(Aim):
Skip the pictures and repeat each line of the data exactly.

Data records
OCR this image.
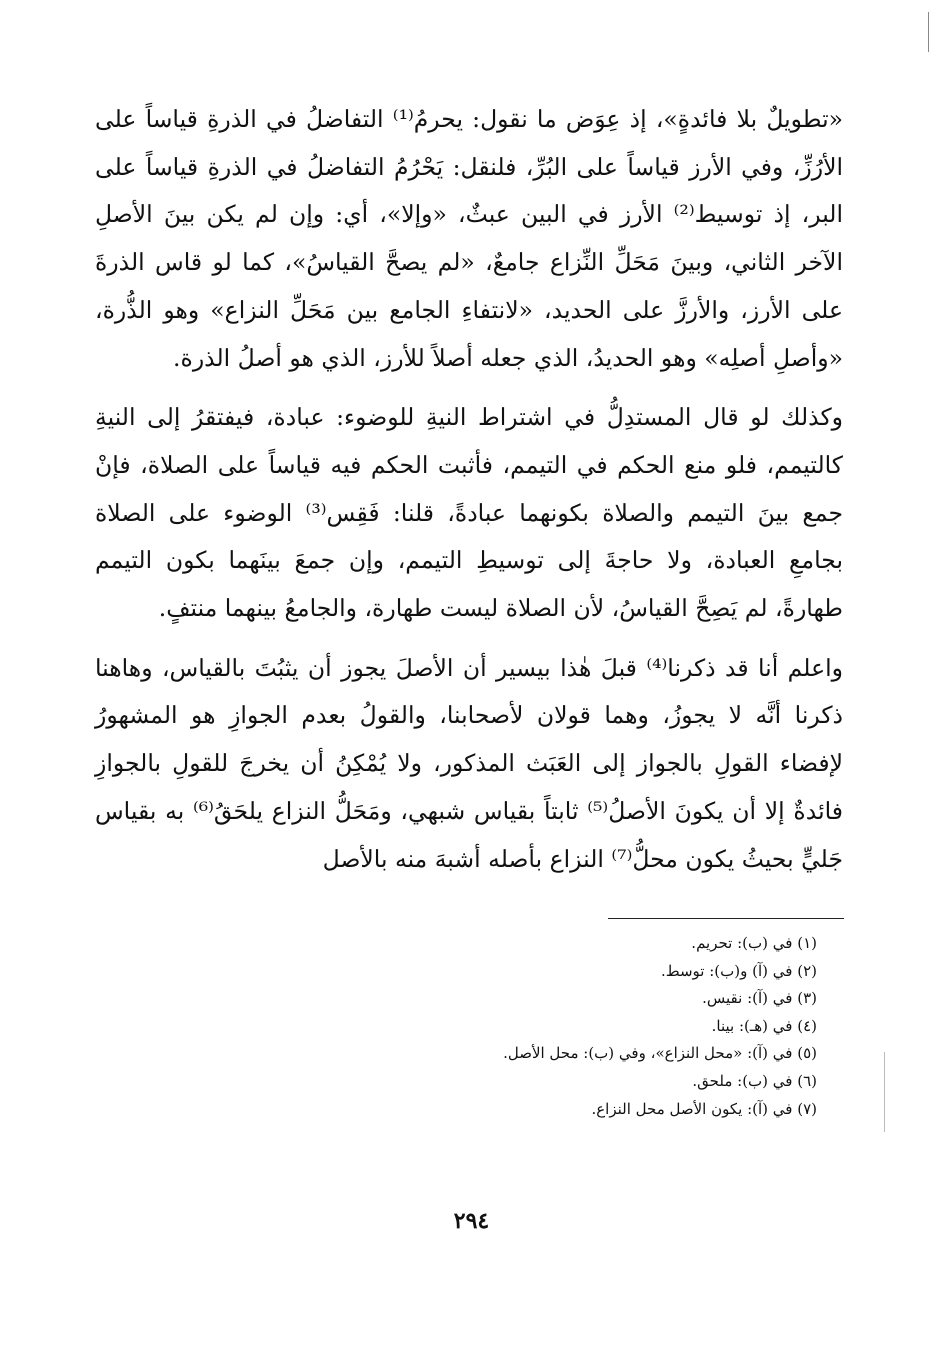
«تطويلٌ بلا فائدةٍ»، إذ عِوَض ما نقول: يحرمُ⁽¹⁾ التفاضلُ في الذرةِ قياساً على الأرُزِّ، وفي الأرز قياساً على البُرِّ، فلنقل: يَحْرُمُ التفاضلُ في الذرةِ قياساً على البر، إذ توسيط⁽²⁾ الأرز في البين عبثٌ، «وإلا»، أي: وإن لم يكن بينَ الأصلِ الآخر الثاني، وبينَ مَحَلِّ النِّزاع جامعٌ، «لم يصحَّ القياسُ»، كما لو قاس الذرةَ على الأرز، والأرزَّ على الحديد، «لانتفاءِ الجامع بين مَحَلِّ النزاع» وهو الذُّرة، «وأصلِ أصلِه» وهو الحديدُ، الذي جعله أصلاً للأرز، الذي هو أصلُ الذرة.

وكذلك لو قال المستدِلُّ في اشتراط النيةِ للوضوء: عبادة، فيفتقرُ إلى النيةِ كالتيمم، فلو منع الحكم في التيمم، فأثبت الحكم فيه قياساً على الصلاة، فإنْ جمع بينَ التيمم والصلاة بكونهما عبادةً، قلنا: فَقِس⁽³⁾ الوضوء على الصلاة بجامعِ العبادة، ولا حاجةَ إلى توسيطِ التيمم، وإن جمعَ بينَهما بكون التيمم طهارةً، لم يَصِحَّ القياسُ، لأن الصلاة ليست طهارة، والجامعُ بينهما منتفٍ.

واعلم أنا قد ذكرنا⁽⁴⁾ قبلَ هٰذا بيسير أن الأصلَ يجوز أن يثبُتَ بالقياس، وهاهنا ذكرنا أنَّه لا يجوزُ، وهما قولان لأصحابنا، والقولُ بعدم الجوازِ هو المشهورُ لإفضاء القولِ بالجواز إلى العَبَث المذكور، ولا يُمْكِنُ أن يخرجَ للقولِ بالجوازِ فائدةٌ إلا أن يكونَ الأصلُ⁽⁵⁾ ثابتاً بقياس شبهي، ومَحَلُّ النزاع يلحَقُ⁽⁶⁾ به بقياس جَليٍّ بحيثُ يكون محلُّ⁽⁷⁾ النزاع بأصله أشبهَ منه بالأصل

(١) في (ب): تحريم.
(٢) في (آ) و(ب): توسط.
(٣) في (آ): نقيس.
(٤) في (هـ): بينا.
(٥) في (آ): «محل النزاع»، وفي (ب): محل الأصل.
(٦) في (ب): ملحق.
(٧) في (آ): يكون الأصل محل النزاع.
٢٩٤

(Task output):
OCR this image.
«تطويلٌ بلا فائدةٍ»، إذ عِوَض ما نقول: يحرمُ⁽¹⁾ التفاضلُ في الذرةِ قياساً على الأرُزِّ، وفي الأرز قياساً على البُرِّ، فلنقل: يَحْرُمُ التفاضلُ في الذرةِ قياساً على البر، إذ توسيط⁽²⁾ الأرز في البين عبثٌ، «وإلا»، أي: وإن لم يكن بينَ الأصلِ الآخر الثاني، وبينَ مَحَلِّ النِّزاع جامعٌ، «لم يصحَّ القياسُ»، كما لو قاس الذرةَ على الأرز، والأرزَّ على الحديد، «لانتفاءِ الجامع بين مَحَلِّ النزاع» وهو الذُّرة، «وأصلِ أصلِه» وهو الحديدُ، الذي جعله أصلاً للأرز، الذي هو أصلُ الذرة.

وكذلك لو قال المستدِلُّ في اشتراط النيةِ للوضوء: عبادة، فيفتقرُ إلى النيةِ كالتيمم، فلو منع الحكم في التيمم، فأثبت الحكم فيه قياساً على الصلاة، فإنْ جمع بينَ التيمم والصلاة بكونهما عبادةً، قلنا: فَقِس⁽³⁾ الوضوء على الصلاة بجامعِ العبادة، ولا حاجةَ إلى توسيطِ التيمم، وإن جمعَ بينَهما بكون التيمم طهارةً، لم يَصِحَّ القياسُ، لأن الصلاة ليست طهارة، والجامعُ بينهما منتفٍ.

واعلم أنا قد ذكرنا⁽⁴⁾ قبلَ هٰذا بيسير أن الأصلَ يجوز أن يثبُتَ بالقياس، وهاهنا ذكرنا أنَّه لا يجوزُ، وهما قولان لأصحابنا، والقولُ بعدم الجوازِ هو المشهورُ لإفضاء القولِ بالجواز إلى العَبَث المذكور، ولا يُمْكِنُ أن يخرجَ للقولِ بالجوازِ فائدةٌ إلا أن يكونَ الأصلُ⁽⁵⁾ ثابتاً بقياس شبهي، ومَحَلُّ النزاع يلحَقُ⁽⁶⁾ به بقياس جَليٍّ بحيثُ يكون محلُّ⁽⁷⁾ النزاع بأصله أشبهَ منه بالأصل

(١) في (ب): تحريم.
(٢) في (آ) و(ب): توسط.
(٣) في (آ): نقيس.
(٤) في (هـ): بينا.
(٥) في (آ): «محل النزاع»، وفي (ب): محل الأصل.
(٦) في (ب): ملحق.
(٧) في (آ): يكون الأصل محل النزاع.
٢٩٤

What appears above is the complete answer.